Provided text:
The Treaty of Union (Traité d'Union; Tractaet van Vereeninge) was a treaty that led to the creation of the United Belgian States, a confederal republic of territories of the Austrian Netherlands that were in revolt against Emperor Joseph II of Austria during the Brabant Revolution (1789–1790). It was signed by representatives of the provinces of Brabant, Flanders, West-Vlaanderen (1713), Tournai and Tournaisis, Hainaut, Namur, Limburg and the Lands of Overmaas, Austrian Upper Guelders, and Mechelen in the States General of the Southern Netherlands (which thereby reconstituted themselves as the Sovereign Congress) on 11 January 1790, and ratified by the various provinces on 20 January 1790, after which it came into effect. The Duchy of Luxemburg did not sign or ratify the treaty, and therefore never became a part of the United Belgian States.

==Content==

This section includes a short summary of each article of the treaty.

Article I: The provinces unite into the United Belgian States.

Article II: The provinces give congress the following powers: managing defense, establishing peace and war, raising and maintaining a national army, constructing and maintaining the necessary fortifications, creating alliances with foreign powers, and sending and receiving residents, ambassadors and other agents.

Material supplied:
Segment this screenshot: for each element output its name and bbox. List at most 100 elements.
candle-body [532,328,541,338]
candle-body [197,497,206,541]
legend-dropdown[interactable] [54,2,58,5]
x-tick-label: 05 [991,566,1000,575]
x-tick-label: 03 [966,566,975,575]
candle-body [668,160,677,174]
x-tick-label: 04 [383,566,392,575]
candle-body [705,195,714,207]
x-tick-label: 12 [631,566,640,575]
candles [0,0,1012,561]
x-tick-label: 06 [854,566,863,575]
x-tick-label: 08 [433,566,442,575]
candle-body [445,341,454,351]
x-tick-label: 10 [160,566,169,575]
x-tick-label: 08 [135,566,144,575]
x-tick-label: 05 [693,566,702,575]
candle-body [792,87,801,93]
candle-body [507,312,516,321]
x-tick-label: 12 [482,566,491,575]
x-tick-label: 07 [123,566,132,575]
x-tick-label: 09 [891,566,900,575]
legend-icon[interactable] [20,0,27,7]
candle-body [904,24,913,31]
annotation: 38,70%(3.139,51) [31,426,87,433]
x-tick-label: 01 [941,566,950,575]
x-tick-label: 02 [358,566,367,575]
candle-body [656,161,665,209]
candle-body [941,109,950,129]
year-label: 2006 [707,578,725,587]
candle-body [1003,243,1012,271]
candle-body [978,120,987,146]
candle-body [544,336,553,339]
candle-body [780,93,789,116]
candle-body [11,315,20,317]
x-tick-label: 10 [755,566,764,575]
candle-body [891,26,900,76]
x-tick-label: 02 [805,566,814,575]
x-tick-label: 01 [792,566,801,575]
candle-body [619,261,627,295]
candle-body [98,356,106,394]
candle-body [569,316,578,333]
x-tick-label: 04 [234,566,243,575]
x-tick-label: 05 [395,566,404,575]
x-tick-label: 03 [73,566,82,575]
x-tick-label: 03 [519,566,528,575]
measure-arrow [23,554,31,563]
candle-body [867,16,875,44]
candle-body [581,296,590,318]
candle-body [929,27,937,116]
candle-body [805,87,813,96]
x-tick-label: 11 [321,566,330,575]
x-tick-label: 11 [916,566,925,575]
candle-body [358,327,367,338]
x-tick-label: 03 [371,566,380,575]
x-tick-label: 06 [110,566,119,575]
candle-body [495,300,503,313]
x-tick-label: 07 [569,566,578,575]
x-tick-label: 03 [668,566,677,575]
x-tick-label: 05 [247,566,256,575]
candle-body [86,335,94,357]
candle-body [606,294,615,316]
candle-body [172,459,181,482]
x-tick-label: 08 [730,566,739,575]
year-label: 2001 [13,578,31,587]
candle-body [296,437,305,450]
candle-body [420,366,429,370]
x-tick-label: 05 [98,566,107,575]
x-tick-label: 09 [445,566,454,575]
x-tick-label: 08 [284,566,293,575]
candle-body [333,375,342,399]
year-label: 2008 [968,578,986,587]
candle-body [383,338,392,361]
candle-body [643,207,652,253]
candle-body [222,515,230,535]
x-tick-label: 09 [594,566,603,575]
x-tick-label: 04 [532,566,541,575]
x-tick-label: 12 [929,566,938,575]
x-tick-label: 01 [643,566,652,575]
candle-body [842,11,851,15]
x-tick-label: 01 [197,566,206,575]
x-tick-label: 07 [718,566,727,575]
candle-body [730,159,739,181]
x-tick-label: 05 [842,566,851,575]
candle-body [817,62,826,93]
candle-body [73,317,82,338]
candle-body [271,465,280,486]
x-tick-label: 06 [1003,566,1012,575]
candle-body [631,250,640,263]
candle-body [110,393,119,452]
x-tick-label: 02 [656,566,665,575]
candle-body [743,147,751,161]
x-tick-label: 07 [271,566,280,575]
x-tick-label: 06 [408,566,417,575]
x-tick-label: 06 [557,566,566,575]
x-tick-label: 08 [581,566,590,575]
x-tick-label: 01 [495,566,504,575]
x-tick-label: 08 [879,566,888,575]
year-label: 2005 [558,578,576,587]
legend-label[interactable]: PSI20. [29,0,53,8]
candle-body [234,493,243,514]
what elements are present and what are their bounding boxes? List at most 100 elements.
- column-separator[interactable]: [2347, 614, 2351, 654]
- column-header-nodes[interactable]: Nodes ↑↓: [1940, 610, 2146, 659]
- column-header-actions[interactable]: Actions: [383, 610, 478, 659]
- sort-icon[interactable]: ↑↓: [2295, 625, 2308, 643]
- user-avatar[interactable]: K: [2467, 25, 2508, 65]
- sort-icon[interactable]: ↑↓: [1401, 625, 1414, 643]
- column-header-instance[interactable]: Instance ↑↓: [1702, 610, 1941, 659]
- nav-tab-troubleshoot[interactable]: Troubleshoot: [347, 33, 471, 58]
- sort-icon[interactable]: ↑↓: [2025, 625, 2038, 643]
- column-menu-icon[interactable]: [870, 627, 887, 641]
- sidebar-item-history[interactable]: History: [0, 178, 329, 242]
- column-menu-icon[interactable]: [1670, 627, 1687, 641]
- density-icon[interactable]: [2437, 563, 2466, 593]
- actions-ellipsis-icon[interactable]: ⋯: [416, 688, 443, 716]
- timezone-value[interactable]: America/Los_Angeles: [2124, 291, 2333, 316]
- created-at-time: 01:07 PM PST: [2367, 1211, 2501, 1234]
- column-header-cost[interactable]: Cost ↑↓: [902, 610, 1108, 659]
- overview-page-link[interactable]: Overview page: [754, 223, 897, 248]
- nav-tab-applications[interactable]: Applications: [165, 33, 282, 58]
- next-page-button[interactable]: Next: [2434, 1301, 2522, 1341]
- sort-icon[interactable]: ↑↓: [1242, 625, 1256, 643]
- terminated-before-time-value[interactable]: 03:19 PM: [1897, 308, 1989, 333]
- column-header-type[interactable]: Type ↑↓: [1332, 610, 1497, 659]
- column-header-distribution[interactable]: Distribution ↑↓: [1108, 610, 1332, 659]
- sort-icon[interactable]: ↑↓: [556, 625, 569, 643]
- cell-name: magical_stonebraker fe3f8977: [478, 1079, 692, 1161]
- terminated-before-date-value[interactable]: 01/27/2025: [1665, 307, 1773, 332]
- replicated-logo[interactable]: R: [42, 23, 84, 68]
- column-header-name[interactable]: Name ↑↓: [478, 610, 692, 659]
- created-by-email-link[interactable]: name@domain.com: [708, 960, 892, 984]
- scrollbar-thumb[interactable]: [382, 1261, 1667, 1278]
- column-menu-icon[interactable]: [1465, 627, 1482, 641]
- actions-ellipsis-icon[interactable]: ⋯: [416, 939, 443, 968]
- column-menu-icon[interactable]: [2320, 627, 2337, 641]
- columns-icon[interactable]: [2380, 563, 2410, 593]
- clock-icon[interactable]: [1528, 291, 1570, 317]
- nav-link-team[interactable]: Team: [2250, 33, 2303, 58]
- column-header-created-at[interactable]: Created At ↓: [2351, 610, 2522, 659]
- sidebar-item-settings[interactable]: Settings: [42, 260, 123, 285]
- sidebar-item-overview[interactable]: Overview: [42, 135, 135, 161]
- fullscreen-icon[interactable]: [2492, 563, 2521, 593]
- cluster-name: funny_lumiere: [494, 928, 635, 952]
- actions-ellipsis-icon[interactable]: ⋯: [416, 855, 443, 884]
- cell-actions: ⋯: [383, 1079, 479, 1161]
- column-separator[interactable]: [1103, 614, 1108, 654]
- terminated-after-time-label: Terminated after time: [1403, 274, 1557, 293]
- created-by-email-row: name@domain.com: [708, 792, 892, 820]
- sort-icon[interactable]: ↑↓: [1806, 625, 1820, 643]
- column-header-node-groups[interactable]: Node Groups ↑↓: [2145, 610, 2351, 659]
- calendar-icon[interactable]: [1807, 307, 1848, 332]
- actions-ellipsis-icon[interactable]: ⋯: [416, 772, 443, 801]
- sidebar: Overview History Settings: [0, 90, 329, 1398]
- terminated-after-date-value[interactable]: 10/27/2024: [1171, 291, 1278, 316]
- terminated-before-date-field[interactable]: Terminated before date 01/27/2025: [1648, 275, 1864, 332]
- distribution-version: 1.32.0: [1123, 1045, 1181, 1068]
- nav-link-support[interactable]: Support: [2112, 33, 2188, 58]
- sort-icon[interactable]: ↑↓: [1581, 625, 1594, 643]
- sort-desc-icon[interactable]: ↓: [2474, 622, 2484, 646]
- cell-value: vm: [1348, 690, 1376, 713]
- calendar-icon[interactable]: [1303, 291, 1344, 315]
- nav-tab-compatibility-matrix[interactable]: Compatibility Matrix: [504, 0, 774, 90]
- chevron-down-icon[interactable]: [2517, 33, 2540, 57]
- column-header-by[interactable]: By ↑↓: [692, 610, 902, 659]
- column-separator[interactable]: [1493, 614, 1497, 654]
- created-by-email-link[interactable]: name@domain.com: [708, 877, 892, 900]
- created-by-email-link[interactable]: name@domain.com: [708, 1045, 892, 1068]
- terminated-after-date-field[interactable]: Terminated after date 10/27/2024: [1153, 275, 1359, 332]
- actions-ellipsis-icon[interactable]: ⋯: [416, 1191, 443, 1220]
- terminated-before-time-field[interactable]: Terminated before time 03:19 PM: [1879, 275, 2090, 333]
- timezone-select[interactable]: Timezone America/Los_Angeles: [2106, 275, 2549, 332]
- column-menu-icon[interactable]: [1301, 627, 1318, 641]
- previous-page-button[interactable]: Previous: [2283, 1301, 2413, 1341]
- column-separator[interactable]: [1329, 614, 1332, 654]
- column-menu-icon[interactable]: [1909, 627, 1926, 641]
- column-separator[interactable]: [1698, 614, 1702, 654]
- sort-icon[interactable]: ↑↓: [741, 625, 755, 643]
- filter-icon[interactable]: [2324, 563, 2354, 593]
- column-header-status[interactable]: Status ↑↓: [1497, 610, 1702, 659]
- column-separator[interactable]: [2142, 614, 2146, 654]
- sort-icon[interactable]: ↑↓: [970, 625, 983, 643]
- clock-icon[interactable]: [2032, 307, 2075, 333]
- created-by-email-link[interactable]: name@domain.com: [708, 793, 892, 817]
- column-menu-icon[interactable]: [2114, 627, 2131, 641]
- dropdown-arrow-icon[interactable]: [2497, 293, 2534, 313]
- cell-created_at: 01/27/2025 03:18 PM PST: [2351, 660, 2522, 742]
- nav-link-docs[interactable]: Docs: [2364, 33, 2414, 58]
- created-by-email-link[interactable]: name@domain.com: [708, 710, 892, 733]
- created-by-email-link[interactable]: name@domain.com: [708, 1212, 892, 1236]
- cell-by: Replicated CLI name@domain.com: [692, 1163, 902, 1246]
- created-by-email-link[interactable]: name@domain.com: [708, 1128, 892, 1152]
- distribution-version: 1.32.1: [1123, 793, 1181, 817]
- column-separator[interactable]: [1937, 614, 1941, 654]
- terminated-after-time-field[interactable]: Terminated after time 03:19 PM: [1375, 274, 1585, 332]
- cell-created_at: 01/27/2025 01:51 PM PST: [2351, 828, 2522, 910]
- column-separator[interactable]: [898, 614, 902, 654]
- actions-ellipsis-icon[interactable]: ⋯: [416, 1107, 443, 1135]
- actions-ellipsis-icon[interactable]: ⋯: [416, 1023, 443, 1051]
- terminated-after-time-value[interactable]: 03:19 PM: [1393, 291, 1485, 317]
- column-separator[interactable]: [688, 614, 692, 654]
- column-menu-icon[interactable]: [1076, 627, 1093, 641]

What you need to do:
1) In the Treaty of Union text, on what date was the treaty ratified by the various provinces?
2) From the Treaty of Union text, reproduce the part that opens with the words containing "Article II: The" and closes with "and other agents.".

Answers to the exercise:
1) 20 January 1790

2)
Article II: The provinces give congress the following powers: managing defense, establishing peace and war, raising and maintaining a national army, constructing and maintaining the necessary fortifications, creating alliances with foreign powers, and sending and receiving residents, ambassadors and other agents.